> _Documento di partenza_:
☆ ☆ ☆ ☆ ☆

Si potrebbe pensare a una provocazione, a una mistificazione volta a screditare qualcuno. La vittima sarebbe la rivista - resa ridicola dall’aver accettato un articolo provocatorio - e chiunque ha preso sul serio questo delirio. Purtroppo non è così. Di fronte alle proteste gli autori hanno risposto sul blog della rivista confermando di aver parlato sul serio. Si sono scusati se hanno offeso qualcuno, hanno sostenuto che l’articolo era rivolto al pubblico accademico, che si trattava di un esercizio di logica volto a mostrare che, dal punto di vista bioetico, non vi sono ragioni morali per non ammettere l’«aborto post-natale» per le stesse ragioni per cui si pratica quello «pre-natale», per esempio perché la famiglia non può sostentare il neonato. «Nell’articolo non abbiamo raccomandato né suggerito alcunché circa ciò che la gente deve fare».

Si potrebbe considerare superfluo proseguire la polemica viste le tante reazioni negative. E invece non lo è, per vari motivi.
In primo luogo, perché le reazioni non sono state unanimemente negative. È facile leggere commenti, anche su blog a larga diffusione, in cui si depreca che i nostri eroi si siano ritirati dietro la trincea della teoria invece di difendere fino in fondo il principio pratico che genitori di neonati sani abbiano il diritto di sopprimerli quando siano sotto la pressione di fattori economici e psicologi. Non solo. Sul blog della rivista si leggono commenti di «scienziati» che accusano di isterismo le reazioni negative.

È vero - dicono - che questi discorsi richiamano le pratiche naziste o la soppressione dei neonati “difettosi” da parte degli spartani - ma questo non deve trattenere dal considerare la questione “razionalmente”. Del resto, sappiamo bene che c’è uno stuolo di “pensatori” del genere schierati dietro profeti come Peter Singer.
Nel difendersi dietro la trincea teorica, i nostri definiscono il loro articolo come un’analisi di scienza bioetica che scioglie una questione “morale”.

☆ ☆ ☆ ☆ ☆

[Materiale di origine]
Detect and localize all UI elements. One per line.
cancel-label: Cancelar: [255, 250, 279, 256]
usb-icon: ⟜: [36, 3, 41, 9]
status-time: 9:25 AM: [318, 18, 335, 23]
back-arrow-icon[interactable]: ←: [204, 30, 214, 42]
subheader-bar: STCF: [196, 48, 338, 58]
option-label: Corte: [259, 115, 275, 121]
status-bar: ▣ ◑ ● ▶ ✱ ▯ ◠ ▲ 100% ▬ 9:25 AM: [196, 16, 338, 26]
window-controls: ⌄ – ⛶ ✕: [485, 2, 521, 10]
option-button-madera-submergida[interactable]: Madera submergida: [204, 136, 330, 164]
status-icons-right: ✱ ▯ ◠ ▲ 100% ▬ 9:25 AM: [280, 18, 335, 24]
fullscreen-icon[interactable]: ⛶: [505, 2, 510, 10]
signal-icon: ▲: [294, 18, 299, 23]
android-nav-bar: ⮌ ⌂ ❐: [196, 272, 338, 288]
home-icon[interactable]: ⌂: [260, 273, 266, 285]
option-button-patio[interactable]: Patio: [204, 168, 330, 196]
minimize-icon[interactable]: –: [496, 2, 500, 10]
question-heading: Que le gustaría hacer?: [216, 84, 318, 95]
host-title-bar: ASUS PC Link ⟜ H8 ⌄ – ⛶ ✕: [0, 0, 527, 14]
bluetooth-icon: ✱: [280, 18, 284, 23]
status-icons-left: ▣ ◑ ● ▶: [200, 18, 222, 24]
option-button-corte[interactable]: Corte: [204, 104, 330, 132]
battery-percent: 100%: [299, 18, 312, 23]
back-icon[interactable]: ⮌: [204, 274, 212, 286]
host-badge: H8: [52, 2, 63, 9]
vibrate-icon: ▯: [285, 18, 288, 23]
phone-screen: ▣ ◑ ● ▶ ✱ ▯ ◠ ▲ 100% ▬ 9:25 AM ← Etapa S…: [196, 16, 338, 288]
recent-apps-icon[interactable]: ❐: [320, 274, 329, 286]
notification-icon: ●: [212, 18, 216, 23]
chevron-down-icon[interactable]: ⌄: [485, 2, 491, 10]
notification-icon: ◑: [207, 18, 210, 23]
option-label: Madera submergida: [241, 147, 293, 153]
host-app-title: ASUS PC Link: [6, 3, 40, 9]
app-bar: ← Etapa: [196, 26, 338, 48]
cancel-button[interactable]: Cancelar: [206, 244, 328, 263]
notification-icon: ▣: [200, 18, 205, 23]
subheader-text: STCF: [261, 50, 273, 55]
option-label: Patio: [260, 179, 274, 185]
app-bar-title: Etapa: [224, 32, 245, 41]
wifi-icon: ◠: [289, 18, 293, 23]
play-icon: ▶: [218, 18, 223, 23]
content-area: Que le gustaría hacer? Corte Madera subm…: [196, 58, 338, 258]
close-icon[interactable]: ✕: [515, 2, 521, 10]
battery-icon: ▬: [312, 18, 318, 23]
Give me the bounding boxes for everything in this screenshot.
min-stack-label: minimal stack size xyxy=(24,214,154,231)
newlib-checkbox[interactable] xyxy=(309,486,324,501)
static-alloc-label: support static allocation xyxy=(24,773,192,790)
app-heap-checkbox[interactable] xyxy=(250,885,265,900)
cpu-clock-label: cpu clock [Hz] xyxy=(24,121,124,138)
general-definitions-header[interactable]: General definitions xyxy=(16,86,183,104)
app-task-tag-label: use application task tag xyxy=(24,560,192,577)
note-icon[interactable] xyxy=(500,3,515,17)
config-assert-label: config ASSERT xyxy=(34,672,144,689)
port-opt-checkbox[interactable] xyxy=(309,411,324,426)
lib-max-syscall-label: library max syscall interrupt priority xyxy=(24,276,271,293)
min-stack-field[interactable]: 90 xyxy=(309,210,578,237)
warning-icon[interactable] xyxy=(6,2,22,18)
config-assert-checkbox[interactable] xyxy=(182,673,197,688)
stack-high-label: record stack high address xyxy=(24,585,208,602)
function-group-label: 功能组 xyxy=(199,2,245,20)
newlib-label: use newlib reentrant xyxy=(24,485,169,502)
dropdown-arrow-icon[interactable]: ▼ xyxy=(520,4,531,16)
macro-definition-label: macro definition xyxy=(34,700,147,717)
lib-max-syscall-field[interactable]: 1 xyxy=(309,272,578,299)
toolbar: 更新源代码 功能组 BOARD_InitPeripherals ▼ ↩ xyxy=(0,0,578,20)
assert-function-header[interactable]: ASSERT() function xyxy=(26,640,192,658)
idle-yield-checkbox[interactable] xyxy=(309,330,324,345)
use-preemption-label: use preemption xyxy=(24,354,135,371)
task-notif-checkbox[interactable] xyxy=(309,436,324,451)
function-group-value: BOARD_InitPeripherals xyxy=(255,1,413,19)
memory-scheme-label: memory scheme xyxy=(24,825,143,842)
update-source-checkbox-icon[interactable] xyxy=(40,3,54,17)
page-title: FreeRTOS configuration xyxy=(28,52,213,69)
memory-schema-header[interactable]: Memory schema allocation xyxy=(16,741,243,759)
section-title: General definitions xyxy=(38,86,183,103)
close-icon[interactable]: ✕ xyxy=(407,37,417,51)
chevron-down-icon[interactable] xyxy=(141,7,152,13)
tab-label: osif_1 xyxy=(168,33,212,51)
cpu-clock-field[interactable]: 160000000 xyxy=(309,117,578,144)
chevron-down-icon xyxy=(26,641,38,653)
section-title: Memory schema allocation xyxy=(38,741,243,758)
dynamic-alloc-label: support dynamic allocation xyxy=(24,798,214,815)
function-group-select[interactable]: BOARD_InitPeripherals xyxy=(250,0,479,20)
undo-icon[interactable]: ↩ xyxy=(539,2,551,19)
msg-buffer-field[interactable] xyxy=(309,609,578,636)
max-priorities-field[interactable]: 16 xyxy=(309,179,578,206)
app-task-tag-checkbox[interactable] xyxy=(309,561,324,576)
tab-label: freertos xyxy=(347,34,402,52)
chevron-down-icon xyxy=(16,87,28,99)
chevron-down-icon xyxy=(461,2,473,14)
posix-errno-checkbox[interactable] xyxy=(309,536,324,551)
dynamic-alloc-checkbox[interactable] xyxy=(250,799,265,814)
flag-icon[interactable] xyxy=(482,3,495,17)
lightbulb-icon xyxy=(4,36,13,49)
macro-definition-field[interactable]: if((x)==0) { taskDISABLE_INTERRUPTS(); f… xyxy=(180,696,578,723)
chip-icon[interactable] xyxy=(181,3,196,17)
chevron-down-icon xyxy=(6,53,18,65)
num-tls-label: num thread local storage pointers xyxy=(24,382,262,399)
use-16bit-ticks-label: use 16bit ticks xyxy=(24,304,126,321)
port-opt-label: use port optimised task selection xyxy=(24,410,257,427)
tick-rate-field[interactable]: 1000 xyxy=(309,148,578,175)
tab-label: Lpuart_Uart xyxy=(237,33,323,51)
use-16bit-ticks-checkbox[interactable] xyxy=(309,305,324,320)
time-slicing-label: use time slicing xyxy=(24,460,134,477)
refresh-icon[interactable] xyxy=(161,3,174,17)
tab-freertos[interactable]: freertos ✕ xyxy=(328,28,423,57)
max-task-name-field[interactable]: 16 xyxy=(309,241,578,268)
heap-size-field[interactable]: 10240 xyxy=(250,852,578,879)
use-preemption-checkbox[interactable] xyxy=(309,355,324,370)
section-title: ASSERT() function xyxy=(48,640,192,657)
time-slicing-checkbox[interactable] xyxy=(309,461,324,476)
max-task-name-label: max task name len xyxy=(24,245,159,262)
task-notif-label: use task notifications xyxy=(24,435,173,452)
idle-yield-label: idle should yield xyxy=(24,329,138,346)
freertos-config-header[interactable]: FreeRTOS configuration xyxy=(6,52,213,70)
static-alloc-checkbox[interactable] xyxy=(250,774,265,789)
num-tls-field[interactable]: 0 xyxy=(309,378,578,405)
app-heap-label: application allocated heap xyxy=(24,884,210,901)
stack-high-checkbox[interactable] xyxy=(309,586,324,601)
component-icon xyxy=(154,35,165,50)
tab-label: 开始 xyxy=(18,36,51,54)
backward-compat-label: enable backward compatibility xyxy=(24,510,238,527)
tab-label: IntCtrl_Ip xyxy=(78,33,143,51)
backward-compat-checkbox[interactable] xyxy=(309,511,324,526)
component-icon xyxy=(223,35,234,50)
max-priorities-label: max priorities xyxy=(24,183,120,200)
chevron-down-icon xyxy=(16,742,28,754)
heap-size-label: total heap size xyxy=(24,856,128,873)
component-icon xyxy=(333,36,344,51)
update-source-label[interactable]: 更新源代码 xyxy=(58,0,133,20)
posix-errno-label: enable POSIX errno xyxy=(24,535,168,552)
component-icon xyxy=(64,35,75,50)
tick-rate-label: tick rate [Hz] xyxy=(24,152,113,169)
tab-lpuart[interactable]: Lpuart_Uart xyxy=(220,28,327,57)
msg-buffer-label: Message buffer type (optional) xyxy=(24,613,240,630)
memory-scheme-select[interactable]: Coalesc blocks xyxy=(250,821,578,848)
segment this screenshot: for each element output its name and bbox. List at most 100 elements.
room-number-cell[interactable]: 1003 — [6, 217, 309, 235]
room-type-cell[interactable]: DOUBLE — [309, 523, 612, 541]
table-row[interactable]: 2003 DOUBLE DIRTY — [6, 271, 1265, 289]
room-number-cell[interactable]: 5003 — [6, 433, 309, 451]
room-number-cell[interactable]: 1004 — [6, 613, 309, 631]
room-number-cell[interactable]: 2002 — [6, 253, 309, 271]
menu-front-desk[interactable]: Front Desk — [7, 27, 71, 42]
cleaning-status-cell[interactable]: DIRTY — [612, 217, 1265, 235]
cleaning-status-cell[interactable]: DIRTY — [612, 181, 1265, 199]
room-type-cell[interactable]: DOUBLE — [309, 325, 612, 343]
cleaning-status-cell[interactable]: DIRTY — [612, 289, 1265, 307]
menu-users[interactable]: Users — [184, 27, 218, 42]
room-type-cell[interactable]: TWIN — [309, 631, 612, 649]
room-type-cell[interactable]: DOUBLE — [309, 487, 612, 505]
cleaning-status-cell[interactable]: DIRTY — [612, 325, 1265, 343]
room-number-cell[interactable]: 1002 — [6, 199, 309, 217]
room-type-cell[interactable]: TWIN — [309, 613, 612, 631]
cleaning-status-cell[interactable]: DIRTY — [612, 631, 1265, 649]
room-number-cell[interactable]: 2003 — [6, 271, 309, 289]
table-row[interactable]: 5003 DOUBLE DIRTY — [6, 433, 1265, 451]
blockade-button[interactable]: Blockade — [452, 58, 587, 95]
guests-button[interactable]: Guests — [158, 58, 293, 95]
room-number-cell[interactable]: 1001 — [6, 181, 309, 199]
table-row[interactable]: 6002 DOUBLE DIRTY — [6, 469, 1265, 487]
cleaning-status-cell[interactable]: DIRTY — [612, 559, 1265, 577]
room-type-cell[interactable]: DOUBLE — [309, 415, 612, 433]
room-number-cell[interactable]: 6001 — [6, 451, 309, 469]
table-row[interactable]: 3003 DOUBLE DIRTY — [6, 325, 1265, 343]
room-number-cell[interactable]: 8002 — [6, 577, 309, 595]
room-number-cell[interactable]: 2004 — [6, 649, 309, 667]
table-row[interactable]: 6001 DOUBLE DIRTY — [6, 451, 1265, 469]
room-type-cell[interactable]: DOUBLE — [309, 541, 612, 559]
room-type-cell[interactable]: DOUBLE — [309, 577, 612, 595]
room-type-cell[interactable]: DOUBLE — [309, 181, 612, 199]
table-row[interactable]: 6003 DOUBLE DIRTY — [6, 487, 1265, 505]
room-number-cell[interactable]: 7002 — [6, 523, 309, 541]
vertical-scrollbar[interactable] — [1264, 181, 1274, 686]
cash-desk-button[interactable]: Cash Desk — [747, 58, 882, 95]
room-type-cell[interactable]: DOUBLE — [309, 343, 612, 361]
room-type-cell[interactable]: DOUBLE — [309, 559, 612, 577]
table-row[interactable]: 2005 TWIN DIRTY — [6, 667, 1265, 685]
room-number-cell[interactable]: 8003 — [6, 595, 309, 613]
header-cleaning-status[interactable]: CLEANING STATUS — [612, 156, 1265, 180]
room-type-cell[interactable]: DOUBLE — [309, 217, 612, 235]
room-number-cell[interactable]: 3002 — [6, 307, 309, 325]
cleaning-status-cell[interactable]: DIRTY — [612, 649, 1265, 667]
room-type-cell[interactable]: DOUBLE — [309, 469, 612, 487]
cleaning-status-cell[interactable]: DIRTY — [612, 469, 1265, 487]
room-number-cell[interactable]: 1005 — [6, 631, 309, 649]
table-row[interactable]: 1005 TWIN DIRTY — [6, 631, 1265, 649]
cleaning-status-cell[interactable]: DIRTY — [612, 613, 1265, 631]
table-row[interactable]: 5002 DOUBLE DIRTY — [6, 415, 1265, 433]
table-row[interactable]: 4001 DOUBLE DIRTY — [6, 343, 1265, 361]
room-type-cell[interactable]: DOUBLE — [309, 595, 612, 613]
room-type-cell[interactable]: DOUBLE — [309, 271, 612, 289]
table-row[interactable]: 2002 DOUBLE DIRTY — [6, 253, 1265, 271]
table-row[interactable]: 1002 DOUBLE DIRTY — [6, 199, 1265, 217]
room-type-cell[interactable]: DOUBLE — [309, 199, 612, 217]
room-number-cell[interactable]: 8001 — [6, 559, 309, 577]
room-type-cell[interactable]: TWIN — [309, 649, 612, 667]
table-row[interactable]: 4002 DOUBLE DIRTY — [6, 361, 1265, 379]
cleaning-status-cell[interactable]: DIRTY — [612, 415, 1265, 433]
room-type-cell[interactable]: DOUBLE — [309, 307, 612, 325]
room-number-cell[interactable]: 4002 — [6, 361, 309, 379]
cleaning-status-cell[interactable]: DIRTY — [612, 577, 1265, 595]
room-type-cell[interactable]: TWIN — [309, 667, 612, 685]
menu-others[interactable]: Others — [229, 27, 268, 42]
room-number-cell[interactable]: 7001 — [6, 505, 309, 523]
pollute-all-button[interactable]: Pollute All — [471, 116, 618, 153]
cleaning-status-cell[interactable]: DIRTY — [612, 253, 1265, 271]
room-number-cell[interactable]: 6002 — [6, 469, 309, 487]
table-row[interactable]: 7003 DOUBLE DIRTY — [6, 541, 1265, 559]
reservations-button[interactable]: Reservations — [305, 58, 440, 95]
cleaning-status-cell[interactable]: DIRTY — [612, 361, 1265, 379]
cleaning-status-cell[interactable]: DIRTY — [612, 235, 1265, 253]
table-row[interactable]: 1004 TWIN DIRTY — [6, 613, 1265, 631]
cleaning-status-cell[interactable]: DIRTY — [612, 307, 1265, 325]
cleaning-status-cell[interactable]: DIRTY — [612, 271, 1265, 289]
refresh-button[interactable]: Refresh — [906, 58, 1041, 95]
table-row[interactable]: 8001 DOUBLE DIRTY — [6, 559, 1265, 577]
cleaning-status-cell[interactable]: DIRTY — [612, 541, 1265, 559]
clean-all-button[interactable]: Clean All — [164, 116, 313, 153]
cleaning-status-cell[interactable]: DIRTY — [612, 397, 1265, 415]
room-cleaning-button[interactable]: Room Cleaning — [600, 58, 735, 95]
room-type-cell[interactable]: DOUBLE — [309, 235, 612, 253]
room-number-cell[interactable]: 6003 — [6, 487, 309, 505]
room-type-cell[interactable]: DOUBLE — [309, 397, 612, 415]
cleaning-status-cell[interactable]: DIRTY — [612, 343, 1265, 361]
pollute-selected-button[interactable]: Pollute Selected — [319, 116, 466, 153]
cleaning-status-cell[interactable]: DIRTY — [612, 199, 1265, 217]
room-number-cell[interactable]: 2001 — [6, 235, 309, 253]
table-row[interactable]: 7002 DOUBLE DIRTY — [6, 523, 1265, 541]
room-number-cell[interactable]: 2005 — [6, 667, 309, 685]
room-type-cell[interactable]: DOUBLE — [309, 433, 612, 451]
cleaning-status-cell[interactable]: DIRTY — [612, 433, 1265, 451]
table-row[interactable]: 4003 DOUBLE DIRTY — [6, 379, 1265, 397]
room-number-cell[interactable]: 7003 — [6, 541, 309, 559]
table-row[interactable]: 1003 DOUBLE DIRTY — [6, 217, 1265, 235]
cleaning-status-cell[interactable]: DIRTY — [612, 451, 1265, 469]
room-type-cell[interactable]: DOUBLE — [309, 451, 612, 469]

☆ ☆ ☆ ☆ ☆

> _Elenco dei compiti_:
a) Riporta parola per parola il passo del testo sull'aborto post-natale che va da "In primo luogo, perché" fino a "come Peter Singer.".
b) Scrivi la parte successiva del testo sull'aborto post-natale, riprendendo dal punto in cui si interrompe.
Il materiale è distinto dal testo e va considerato separatamente.

> _Risposte in ordine_:
a)
In primo luogo, perché le reazioni non sono state unanimemente negative. È facile leggere commenti, anche su blog a larga diffusione, in cui si depreca che i nostri eroi si siano ritirati dietro la trincea della teoria invece di difendere fino in fondo il principio pratico che genitori di neonati sani abbiano il diritto di sopprimerli quando siano sotto la pressione di fattori economici e psicologi. Non solo. Sul blog della rivista si leggono commenti di «scienziati» che accusano di isterismo le reazioni negative.

È vero - dicono - che questi discorsi richiamano le pratiche naziste o la soppressione dei neonati “difettosi” da parte degli spartani - ma questo non deve trattenere dal considerare la questione “razionalmente”. Del resto, sappiamo bene che c’è uno stuolo di “pensatori” del genere schierati dietro profeti come Peter Singer.

b)
Ecco dove conduce l’idea che la bioetica sia il terreno in cui si risolvono “scientificamente” e “oggettivamente” le questioni morali come si risolve un’equazione matematica. Rivelando i pregiudizi su cui si basa la pretesa oggettività della bioetica, Richard Rorty scriveva che l’idea che il bambino sia una persona è dovuta soltanto all’influenza della tradizione ebraico-cristiana. Altro che scienza.
Tra gli aspetti tragicomici di questo falso oggettivismo si può osservare che il clamore suscitato da questo articolo, pubblicato su una rivista di elevato «impact factor», produrrà un numero elevatissimo di citazioni e così fornirà agli autori un buon punteggio (h-index) per superare un giudizio di idoneità a professore universitario con i nuovi parametri bibliometrici “oggettivi”, indipendentemente dal suo indegno livello non solo morale ma intellettuale.

Chi ha studiato i rapporti tra l’eugenetica del Novecento e i movimenti razzisti sa quale dose di insulti costi sostenere che, sebbene gli stermini razziali non siano un derivato diretto dell’eugenetica, quest’ultima ha contribuito a preparare il terreno ideologico e l’insensibilità morale necessari a renderli accettabili e persino giustificabili. Oggi chi confonde la scienza con lo scientismo dovrebbe aprire gli occhi e, ripensando alle tragiche derive eugenetiche su cui si è disonorata la biologia del Novecento, rendersi conto della china tragica su cui stiamo scivolando.

Il fatto che una rivista ritenuta prestigiosa pubblichi un testo degno dell’eugenetica nazista, e che nel mondo scientifico vi sia chi approva, è un segnale a dir poco sinistro.